● EXERCISE BRIEF
Output every entry exactly, from the first line to the last.

● Dataset items
::::

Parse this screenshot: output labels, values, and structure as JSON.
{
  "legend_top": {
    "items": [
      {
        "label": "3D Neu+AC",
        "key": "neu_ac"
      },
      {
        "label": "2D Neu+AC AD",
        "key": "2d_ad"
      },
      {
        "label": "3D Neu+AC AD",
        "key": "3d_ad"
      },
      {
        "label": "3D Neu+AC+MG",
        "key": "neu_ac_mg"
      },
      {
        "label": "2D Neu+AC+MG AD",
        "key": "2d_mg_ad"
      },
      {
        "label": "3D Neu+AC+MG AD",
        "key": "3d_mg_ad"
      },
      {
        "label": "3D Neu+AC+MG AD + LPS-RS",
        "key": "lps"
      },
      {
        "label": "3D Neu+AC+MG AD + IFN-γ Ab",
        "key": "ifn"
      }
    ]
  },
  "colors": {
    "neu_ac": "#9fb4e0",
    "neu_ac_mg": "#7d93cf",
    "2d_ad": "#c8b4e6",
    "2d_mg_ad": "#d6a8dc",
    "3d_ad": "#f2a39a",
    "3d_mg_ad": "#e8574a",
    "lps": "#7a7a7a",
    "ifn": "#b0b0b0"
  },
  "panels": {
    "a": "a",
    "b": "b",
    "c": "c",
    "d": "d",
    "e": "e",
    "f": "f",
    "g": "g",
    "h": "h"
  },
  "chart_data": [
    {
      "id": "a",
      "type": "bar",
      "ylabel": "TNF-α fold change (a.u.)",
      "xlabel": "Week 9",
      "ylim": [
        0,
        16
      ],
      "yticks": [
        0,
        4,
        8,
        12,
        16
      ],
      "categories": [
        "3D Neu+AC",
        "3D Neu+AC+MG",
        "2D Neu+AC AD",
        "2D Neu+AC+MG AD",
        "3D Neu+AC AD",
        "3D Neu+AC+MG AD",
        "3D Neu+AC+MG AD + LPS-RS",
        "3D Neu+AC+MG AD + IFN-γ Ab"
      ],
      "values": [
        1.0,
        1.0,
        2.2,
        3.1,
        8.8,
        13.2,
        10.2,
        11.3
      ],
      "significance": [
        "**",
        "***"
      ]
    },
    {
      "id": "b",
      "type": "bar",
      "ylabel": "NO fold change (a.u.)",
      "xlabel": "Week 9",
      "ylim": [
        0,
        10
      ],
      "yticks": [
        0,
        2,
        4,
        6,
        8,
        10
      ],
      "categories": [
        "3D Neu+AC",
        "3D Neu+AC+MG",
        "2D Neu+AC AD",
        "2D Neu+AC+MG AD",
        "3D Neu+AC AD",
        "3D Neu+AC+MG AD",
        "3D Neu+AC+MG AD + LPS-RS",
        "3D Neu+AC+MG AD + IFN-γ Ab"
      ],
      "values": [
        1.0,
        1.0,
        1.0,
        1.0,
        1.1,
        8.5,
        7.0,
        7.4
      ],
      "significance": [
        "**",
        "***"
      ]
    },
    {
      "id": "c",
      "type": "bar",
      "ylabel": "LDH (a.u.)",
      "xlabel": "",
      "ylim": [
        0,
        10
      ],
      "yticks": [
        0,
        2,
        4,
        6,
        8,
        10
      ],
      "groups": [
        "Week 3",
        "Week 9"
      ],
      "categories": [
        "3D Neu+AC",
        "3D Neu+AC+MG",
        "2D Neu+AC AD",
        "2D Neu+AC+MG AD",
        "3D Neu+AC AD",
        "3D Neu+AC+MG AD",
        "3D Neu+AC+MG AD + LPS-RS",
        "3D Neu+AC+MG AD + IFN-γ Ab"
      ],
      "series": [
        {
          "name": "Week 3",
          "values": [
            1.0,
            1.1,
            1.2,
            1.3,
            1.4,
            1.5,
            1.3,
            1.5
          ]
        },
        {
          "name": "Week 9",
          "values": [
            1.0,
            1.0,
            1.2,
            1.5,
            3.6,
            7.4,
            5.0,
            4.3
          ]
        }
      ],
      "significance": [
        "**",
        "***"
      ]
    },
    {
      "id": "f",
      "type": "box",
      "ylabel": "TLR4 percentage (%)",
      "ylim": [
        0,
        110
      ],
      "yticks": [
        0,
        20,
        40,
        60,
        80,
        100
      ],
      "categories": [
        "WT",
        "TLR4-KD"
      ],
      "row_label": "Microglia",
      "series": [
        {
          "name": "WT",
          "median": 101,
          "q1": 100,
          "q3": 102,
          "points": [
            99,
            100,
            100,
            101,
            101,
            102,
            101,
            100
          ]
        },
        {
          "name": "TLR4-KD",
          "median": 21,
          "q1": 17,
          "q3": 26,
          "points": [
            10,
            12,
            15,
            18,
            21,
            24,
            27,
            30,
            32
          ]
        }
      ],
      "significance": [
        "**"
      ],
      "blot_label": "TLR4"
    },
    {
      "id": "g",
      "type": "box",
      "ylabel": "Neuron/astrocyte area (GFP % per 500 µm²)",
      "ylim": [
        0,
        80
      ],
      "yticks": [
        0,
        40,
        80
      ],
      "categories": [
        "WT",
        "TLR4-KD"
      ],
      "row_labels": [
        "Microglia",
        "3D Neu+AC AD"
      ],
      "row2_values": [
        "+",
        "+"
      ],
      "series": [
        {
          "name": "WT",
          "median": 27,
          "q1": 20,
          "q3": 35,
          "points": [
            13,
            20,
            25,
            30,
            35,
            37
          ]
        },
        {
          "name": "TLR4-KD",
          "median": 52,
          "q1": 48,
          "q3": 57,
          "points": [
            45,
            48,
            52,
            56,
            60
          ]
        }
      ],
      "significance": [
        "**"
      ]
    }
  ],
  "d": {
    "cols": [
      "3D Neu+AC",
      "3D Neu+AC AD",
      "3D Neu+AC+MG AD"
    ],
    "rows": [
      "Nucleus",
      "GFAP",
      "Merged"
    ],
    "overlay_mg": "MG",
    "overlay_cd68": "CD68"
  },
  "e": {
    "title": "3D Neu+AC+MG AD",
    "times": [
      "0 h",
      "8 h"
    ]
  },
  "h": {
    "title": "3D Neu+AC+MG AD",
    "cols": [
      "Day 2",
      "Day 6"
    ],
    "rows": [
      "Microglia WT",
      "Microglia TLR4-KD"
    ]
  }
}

::::

● ANSWER BELOW
Parse this screenshot: output labels, values, and structure as JSON.
{
  "legend_top": {
    "items": [
      {
        "label": "3D Neu+AC",
        "key": "neu_ac"
      },
      {
        "label": "2D Neu+AC AD",
        "key": "2d_ad"
      },
      {
        "label": "3D Neu+AC AD",
        "key": "3d_ad"
      },
      {
        "label": "3D Neu+AC+MG",
        "key": "neu_ac_mg"
      },
      {
        "label": "2D Neu+AC+MG AD",
        "key": "2d_mg_ad"
      },
      {
        "label": "3D Neu+AC+MG AD",
        "key": "3d_mg_ad"
      },
      {
        "label": "3D Neu+AC+MG AD + LPS-RS",
        "key": "lps"
      },
      {
        "label": "3D Neu+AC+MG AD + IFN-γ Ab",
        "key": "ifn"
      }
    ]
  },
  "colors": {
    "neu_ac": "#9fb4e0",
    "neu_ac_mg": "#7d93cf",
    "2d_ad": "#c8b4e6",
    "2d_mg_ad": "#d6a8dc",
    "3d_ad": "#f2a39a",
    "3d_mg_ad": "#e8574a",
    "lps": "#7a7a7a",
    "ifn": "#b0b0b0"
  },
  "panels": {
    "a": "a",
    "b": "b",
    "c": "c",
    "d": "d",
    "e": "e",
    "f": "f",
    "g": "g",
    "h": "h"
  },
  "chart_data": [
    {
      "id": "a",
      "type": "bar",
      "ylabel": "TNF-α fold change (a.u.)",
      "xlabel": "Week 9",
      "ylim": [
        0,
        16
      ],
      "yticks": [
        0,
        4,
        8,
        12,
        16
      ],
      "categories": [
        "3D Neu+AC",
        "3D Neu+AC+MG",
        "2D Neu+AC AD",
        "2D Neu+AC+MG AD",
        "3D Neu+AC AD",
        "3D Neu+AC+MG AD",
        "3D Neu+AC+MG AD + LPS-RS",
        "3D Neu+AC+MG AD + IFN-γ Ab"
      ],
      "values": [
        1.0,
        1.0,
        2.2,
        3.1,
        8.8,
        13.2,
        10.2,
        11.3
      ],
      "significance": [
        "**",
        "***"
      ]
    },
    {
      "id": "b",
      "type": "bar",
      "ylabel": "NO fold change (a.u.)",
      "xlabel": "Week 9",
      "ylim": [
        0,
        10
      ],
      "yticks": [
        0,
        2,
        4,
        6,
        8,
        10
      ],
      "categories": [
        "3D Neu+AC",
        "3D Neu+AC+MG",
        "2D Neu+AC AD",
        "2D Neu+AC+MG AD",
        "3D Neu+AC AD",
        "3D Neu+AC+MG AD",
        "3D Neu+AC+MG AD + LPS-RS",
        "3D Neu+AC+MG AD + IFN-γ Ab"
      ],
      "values": [
        1.0,
        1.0,
        1.0,
        1.0,
        1.1,
        8.5,
        7.0,
        7.4
      ],
      "significance": [
        "**",
        "***"
      ]
    },
    {
      "id": "c",
      "type": "bar",
      "ylabel": "LDH (a.u.)",
      "xlabel": "",
      "ylim": [
        0,
        10
      ],
      "yticks": [
        0,
        2,
        4,
        6,
        8,
        10
      ],
      "groups": [
        "Week 3",
        "Week 9"
      ],
      "categories": [
        "3D Neu+AC",
        "3D Neu+AC+MG",
        "2D Neu+AC AD",
        "2D Neu+AC+MG AD",
        "3D Neu+AC AD",
        "3D Neu+AC+MG AD",
        "3D Neu+AC+MG AD + LPS-RS",
        "3D Neu+AC+MG AD + IFN-γ Ab"
      ],
      "series": [
        {
          "name": "Week 3",
          "values": [
            1.0,
            1.1,
            1.2,
            1.3,
            1.4,
            1.5,
            1.3,
            1.5
          ]
        },
        {
          "name": "Week 9",
          "values": [
            1.0,
            1.0,
            1.2,
            1.5,
            3.6,
            7.4,
            5.0,
            4.3
          ]
        }
      ],
      "significance": [
        "**",
        "***"
      ]
    },
    {
      "id": "f",
      "type": "box",
      "ylabel": "TLR4 percentage (%)",
      "ylim": [
        0,
        110
      ],
      "yticks": [
        0,
        20,
        40,
        60,
        80,
        100
      ],
      "categories": [
        "WT",
        "TLR4-KD"
      ],
      "row_label": "Microglia",
      "series": [
        {
          "name": "WT",
          "median": 101,
          "q1": 100,
          "q3": 102,
          "points": [
            99,
            100,
            100,
            101,
            101,
            102,
            101,
            100
          ]
        },
        {
          "name": "TLR4-KD",
          "median": 21,
          "q1": 17,
          "q3": 26,
          "points": [
            10,
            12,
            15,
            18,
            21,
            24,
            27,
            30,
            32
          ]
        }
      ],
      "significance": [
        "**"
      ],
      "blot_label": "TLR4"
    },
    {
      "id": "g",
      "type": "box",
      "ylabel": "Neuron/astrocyte area (GFP % per 500 µm²)",
      "ylim": [
        0,
        80
      ],
      "yticks": [
        0,
        40,
        80
      ],
      "categories": [
        "WT",
        "TLR4-KD"
      ],
      "row_labels": [
        "Microglia",
        "3D Neu+AC AD"
      ],
      "row2_values": [
        "+",
        "+"
      ],
      "series": [
        {
          "name": "WT",
          "median": 27,
          "q1": 20,
          "q3": 35,
          "points": [
            13,
            20,
            25,
            30,
            35,
            37
          ]
        },
        {
          "name": "TLR4-KD",
          "median": 52,
          "q1": 48,
          "q3": 57,
          "points": [
            45,
            48,
            52,
            56,
            60
          ]
        }
      ],
      "significance": [
        "**"
      ]
    }
  ],
  "d": {
    "cols": [
      "3D Neu+AC",
      "3D Neu+AC AD",
      "3D Neu+AC+MG AD"
    ],
    "rows": [
      "Nucleus",
      "GFAP",
      "Merged"
    ],
    "overlay_mg": "MG",
    "overlay_cd68": "CD68"
  },
  "e": {
    "title": "3D Neu+AC+MG AD",
    "times": [
      "0 h",
      "8 h"
    ]
  },
  "h": {
    "title": "3D Neu+AC+MG AD",
    "cols": [
      "Day 2",
      "Day 6"
    ],
    "rows": [
      "Microglia WT",
      "Microglia TLR4-KD"
    ]
  }
}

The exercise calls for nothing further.